(Extracted records)
---
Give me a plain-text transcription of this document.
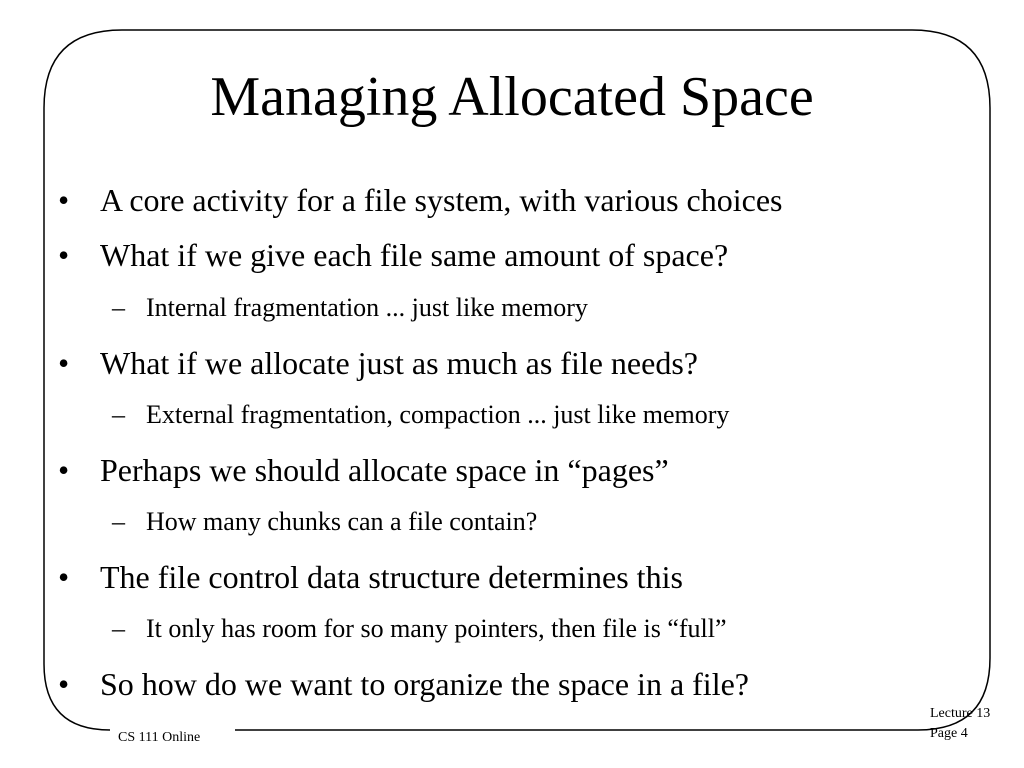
Managing Allocated Space
• A core activity for a file system, with various choices
• What if we give each file same amount of space?
– Internal fragmentation ... just like memory
• What if we allocate just as much as file needs?
– External fragmentation, compaction ... just like memory
• Perhaps we should allocate space in “pages”
– How many chunks can a file contain?
• The file control data structure determines this
– It only has room for so many pointers, then file is “full”
• So how do we want to organize the space in a file?
CS 111 Online
Lecture 13
Page 4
---
Written request:
Each record above should come back exactly the same, only without its pictures.

Answer to the task:
Give me a plain-text transcription of this document.
Managing Allocated Space
• A core activity for a file system, with various choices
• What if we give each file same amount of space?
– Internal fragmentation ... just like memory
• What if we allocate just as much as file needs?
– External fragmentation, compaction ... just like memory
• Perhaps we should allocate space in “pages”
– How many chunks can a file contain?
• The file control data structure determines this
– It only has room for so many pointers, then file is “full”
• So how do we want to organize the space in a file?
CS 111 Online
Lecture 13
Page 4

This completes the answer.